**WORK ORDER:**
Lines of the records that hold the word "color" are to be counted; give the number and nothing more.

-------- INFORMATION SUPPLIED --------

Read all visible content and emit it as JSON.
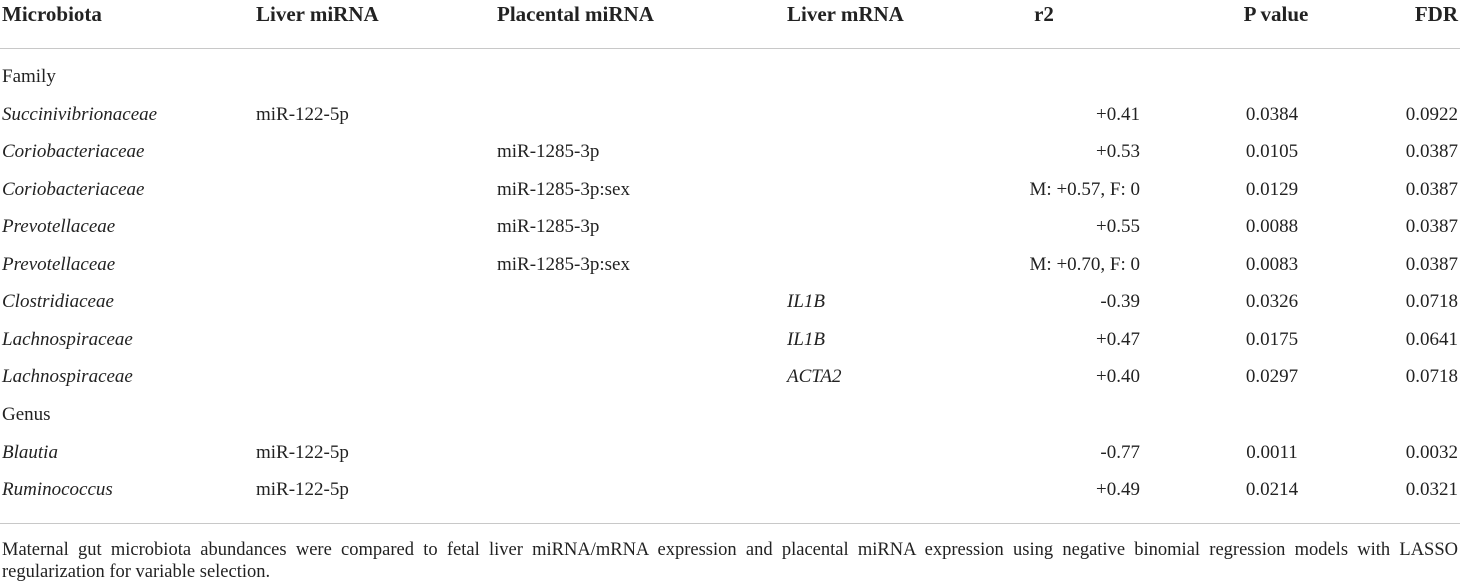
{
  "table": {
    "headers": [
      "Microbiota",
      "Liver miRNA",
      "Placental miRNA",
      "Liver mRNA",
      "r2",
      "P value",
      "FDR"
    ],
    "sections": [
      {
        "label": "Family",
        "rows": [
          [
            "Succinivibrionaceae",
            "miR-122-5p",
            null,
            null,
            "+0.41",
            "0.0384",
            "0.0922"
          ],
          [
            "Coriobacteriaceae",
            null,
            "miR-1285-3p",
            null,
            "+0.53",
            "0.0105",
            "0.0387"
          ],
          [
            "Coriobacteriaceae",
            null,
            "miR-1285-3p:sex",
            null,
            "M: +0.57, F: 0",
            "0.0129",
            "0.0387"
          ],
          [
            "Prevotellaceae",
            null,
            "miR-1285-3p",
            null,
            "+0.55",
            "0.0088",
            "0.0387"
          ],
          [
            "Prevotellaceae",
            null,
            "miR-1285-3p:sex",
            null,
            "M: +0.70, F: 0",
            "0.0083",
            "0.0387"
          ],
          [
            "Clostridiaceae",
            null,
            null,
            "IL1B",
            "-0.39",
            "0.0326",
            "0.0718"
          ],
          [
            "Lachnospiraceae",
            null,
            null,
            "IL1B",
            "+0.47",
            "0.0175",
            "0.0641"
          ],
          [
            "Lachnospiraceae",
            null,
            null,
            "ACTA2",
            "+0.40",
            "0.0297",
            "0.0718"
          ]
        ]
      },
      {
        "label": "Genus",
        "rows": [
          [
            "Blautia",
            "miR-122-5p",
            null,
            null,
            "-0.77",
            "0.0011",
            "0.0032"
          ],
          [
            "Ruminococcus",
            "miR-122-5p",
            null,
            null,
            "+0.49",
            "0.0214",
            "0.0321"
          ]
        ]
      }
    ],
    "footnote": "Maternal gut microbiota abundances were compared to fetal liver miRNA/mRNA expression and placental miRNA expression using negative binomial regression models with LASSO regularization for variable selection."
  }
}
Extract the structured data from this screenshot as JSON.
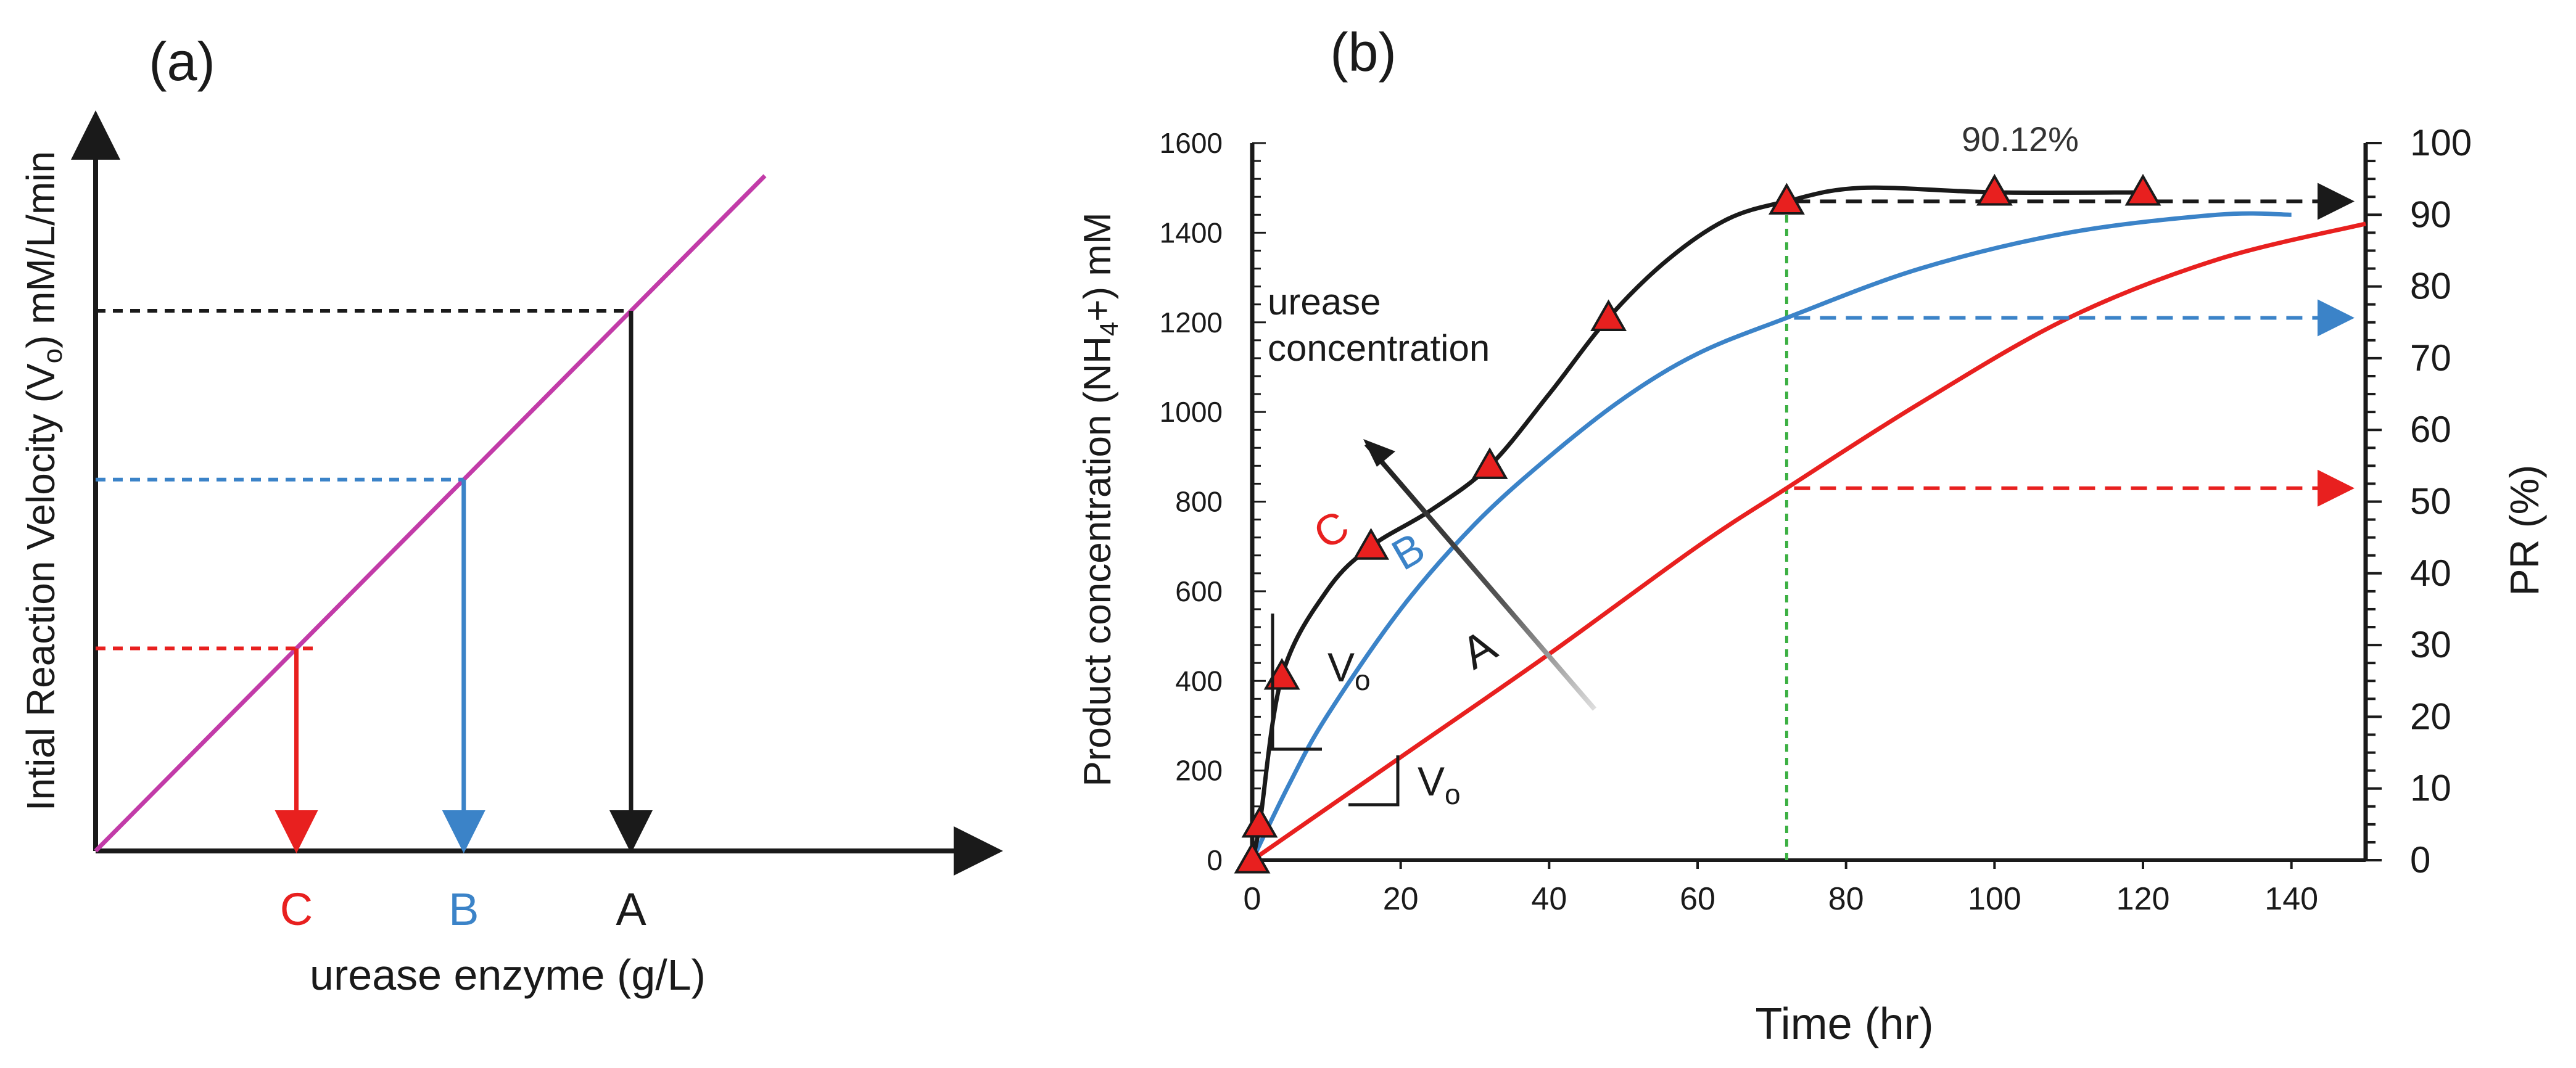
{
  "chart_data": [
    {
      "panel": "(a)",
      "type": "line",
      "title": "",
      "xlabel": "urease enzyme (g/L)",
      "ylabel": "Intial Reaction Velocity (Vₒ) mM/L/min",
      "xlim": [
        0,
        10
      ],
      "ylim": [
        0,
        10
      ],
      "line": {
        "color": "#c23ba8",
        "x": [
          0,
          10
        ],
        "y": [
          0,
          10
        ]
      },
      "points": [
        {
          "label": "C",
          "x": 3.0,
          "y": 3.0,
          "color": "#e8201f"
        },
        {
          "label": "B",
          "x": 5.5,
          "y": 5.5,
          "color": "#3b83c8"
        },
        {
          "label": "A",
          "x": 8.0,
          "y": 8.0,
          "color": "#1a1a1a"
        }
      ]
    },
    {
      "panel": "(b)",
      "type": "line",
      "title": "",
      "xlabel": "Time (hr)",
      "ylabel": "Product concentration (NH₄+) mM",
      "y2label": "PR (%)",
      "xlim": [
        0,
        150
      ],
      "ylim": [
        0,
        1600
      ],
      "y2lim": [
        0,
        100
      ],
      "xticks": [
        0,
        20,
        40,
        60,
        80,
        100,
        120,
        140
      ],
      "yticks": [
        0,
        200,
        400,
        600,
        800,
        1000,
        1200,
        1400,
        1600
      ],
      "y2ticks": [
        0,
        10,
        20,
        30,
        40,
        50,
        60,
        70,
        80,
        90,
        100
      ],
      "series": [
        {
          "name": "C",
          "color": "#1a1a1a",
          "x": [
            0,
            1,
            4,
            10,
            16,
            24,
            32,
            40,
            48,
            56,
            64,
            72,
            82,
            100,
            120
          ],
          "y": [
            0,
            80,
            410,
            600,
            700,
            780,
            880,
            1040,
            1210,
            1340,
            1430,
            1470,
            1500,
            1490,
            1490
          ]
        },
        {
          "name": "B",
          "color": "#3b83c8",
          "x": [
            0,
            5,
            10,
            20,
            30,
            40,
            50,
            60,
            72,
            90,
            110,
            130,
            140
          ],
          "y": [
            0,
            170,
            320,
            560,
            750,
            900,
            1030,
            1130,
            1210,
            1320,
            1400,
            1440,
            1440
          ]
        },
        {
          "name": "A",
          "color": "#e8201f",
          "x": [
            0,
            20,
            40,
            60,
            72,
            90,
            110,
            130,
            150
          ],
          "y": [
            0,
            230,
            460,
            700,
            830,
            1020,
            1210,
            1340,
            1420
          ]
        }
      ],
      "markers": {
        "series": "C",
        "x": [
          0,
          1,
          4,
          16,
          32,
          48,
          72,
          100,
          120
        ],
        "color": "#e8201f"
      },
      "vline": {
        "x": 72,
        "color": "#3cb043"
      },
      "projections": [
        {
          "series": "C",
          "y": 1470,
          "color": "#1a1a1a"
        },
        {
          "series": "B",
          "y": 1210,
          "color": "#3b83c8"
        },
        {
          "series": "A",
          "y": 830,
          "color": "#e8201f"
        }
      ],
      "annotations": {
        "percent": "90.12%",
        "arrow_text_line1": "urease",
        "arrow_text_line2": "concentration",
        "label_c": "C",
        "label_b": "B",
        "label_a": "A",
        "v0": "V",
        "v0_sub": "o"
      }
    }
  ]
}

--------

**WRITTEN RESPONSE:**
12